## What needs to be done
Copy out all lines where "inches" appears.

-- start of Records for this exercise --

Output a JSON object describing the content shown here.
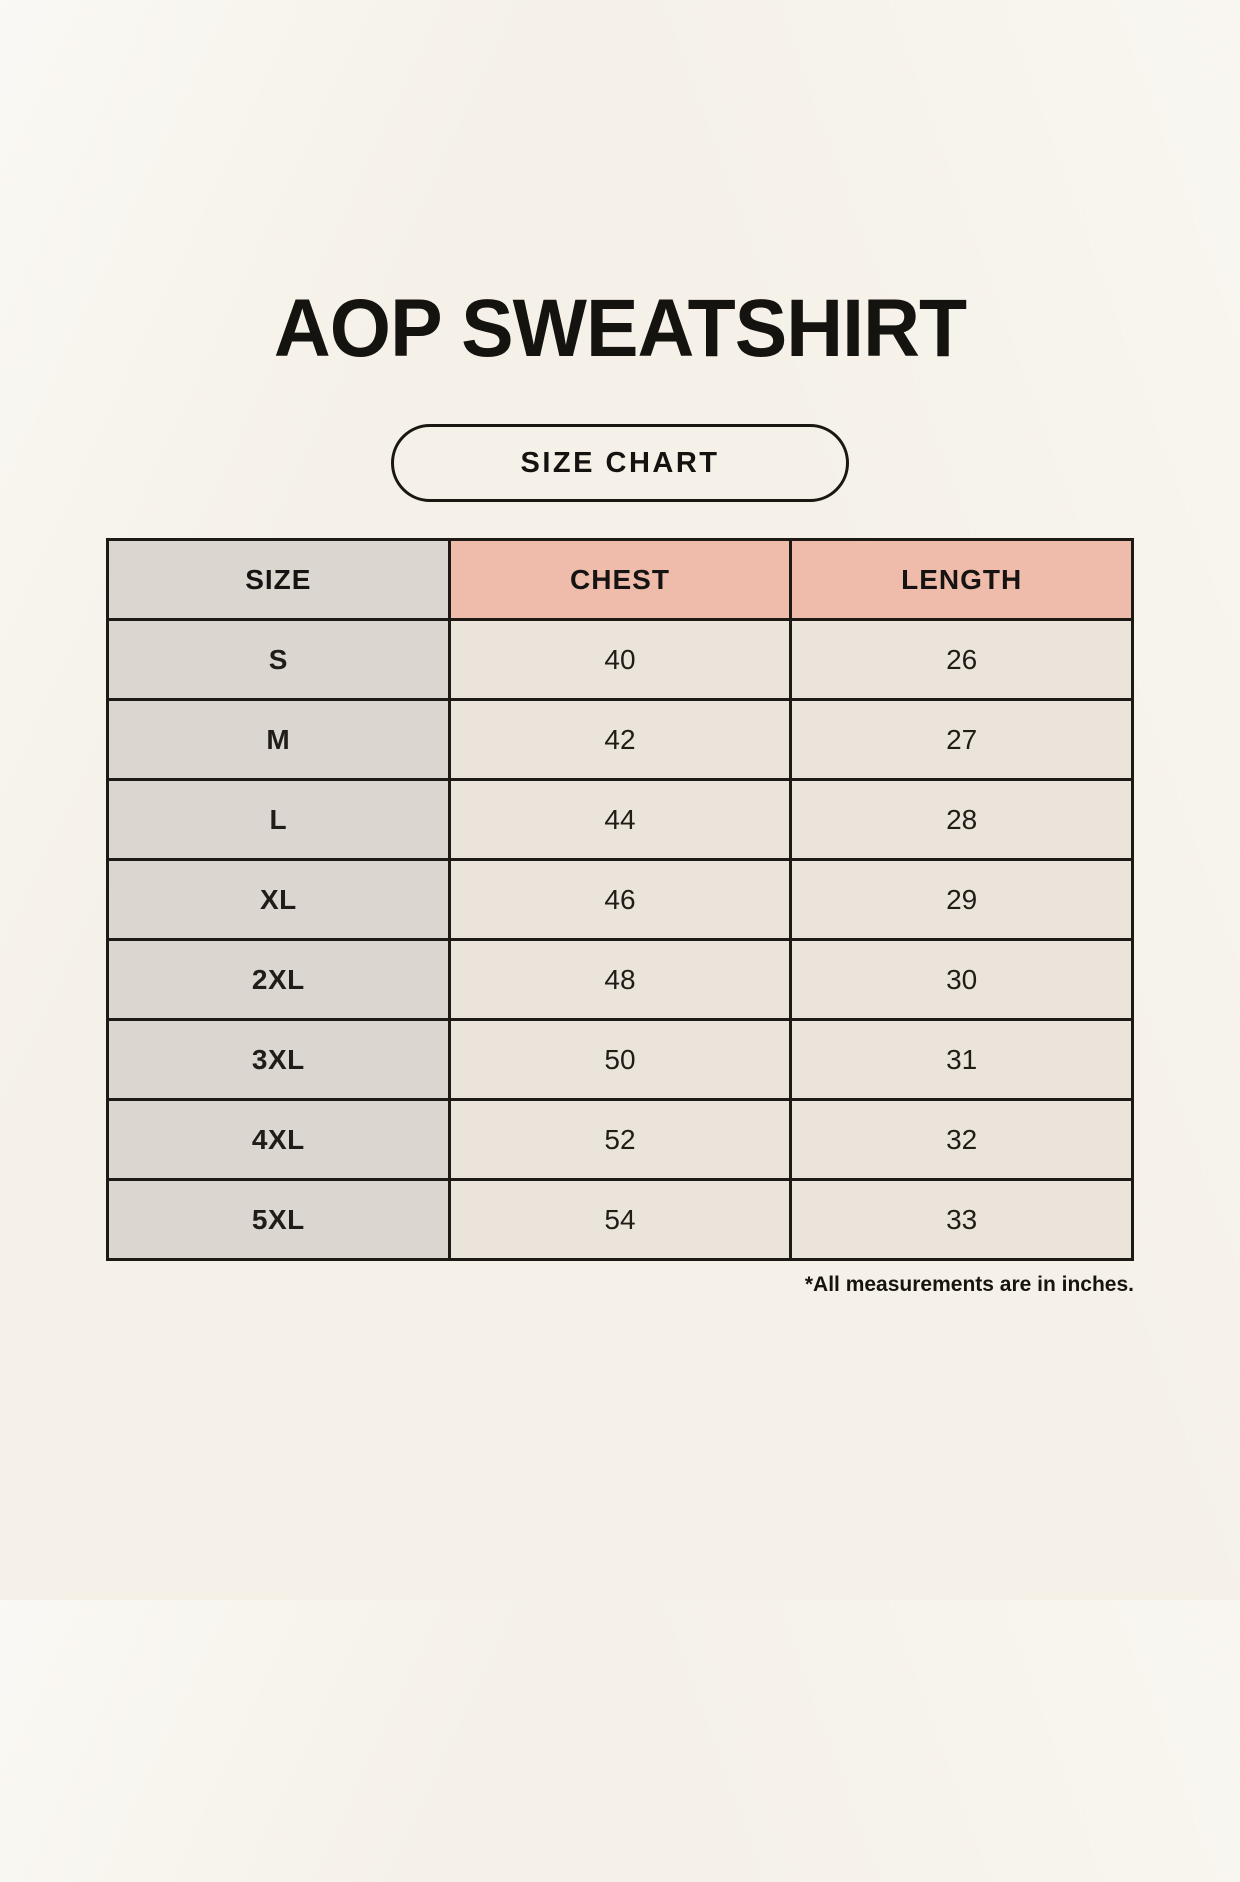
{
  "page": {
    "title": "AOP SWEATSHIRT",
    "badge_label": "SIZE CHART",
    "note": "*All measurements are in inches."
  },
  "chart_data": {
    "type": "table",
    "title": "AOP SWEATSHIRT size chart",
    "columns": [
      "SIZE",
      "CHEST",
      "LENGTH"
    ],
    "rows": [
      [
        "S",
        "40",
        "26"
      ],
      [
        "M",
        "42",
        "27"
      ],
      [
        "L",
        "44",
        "28"
      ],
      [
        "XL",
        "46",
        "29"
      ],
      [
        "2XL",
        "48",
        "30"
      ],
      [
        "3XL",
        "50",
        "31"
      ],
      [
        "4XL",
        "52",
        "32"
      ],
      [
        "5XL",
        "54",
        "33"
      ]
    ],
    "units": "inches",
    "layout": {
      "grid": true,
      "header_fill_size": "#dcd6d0",
      "header_fill_measure": "#efbcab"
    }
  },
  "colors": {
    "background": "#f5f1e8",
    "table_border": "#1d1a15",
    "header_salmon": "#efbcab",
    "size_column_gray": "#dcd6d0",
    "data_cell_cream": "#ebe4da",
    "text": "#161412"
  }
}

-- end of Records for this exercise --

## Completed exercise
    "note": "*All measurements are in inches."
    "units": "inches",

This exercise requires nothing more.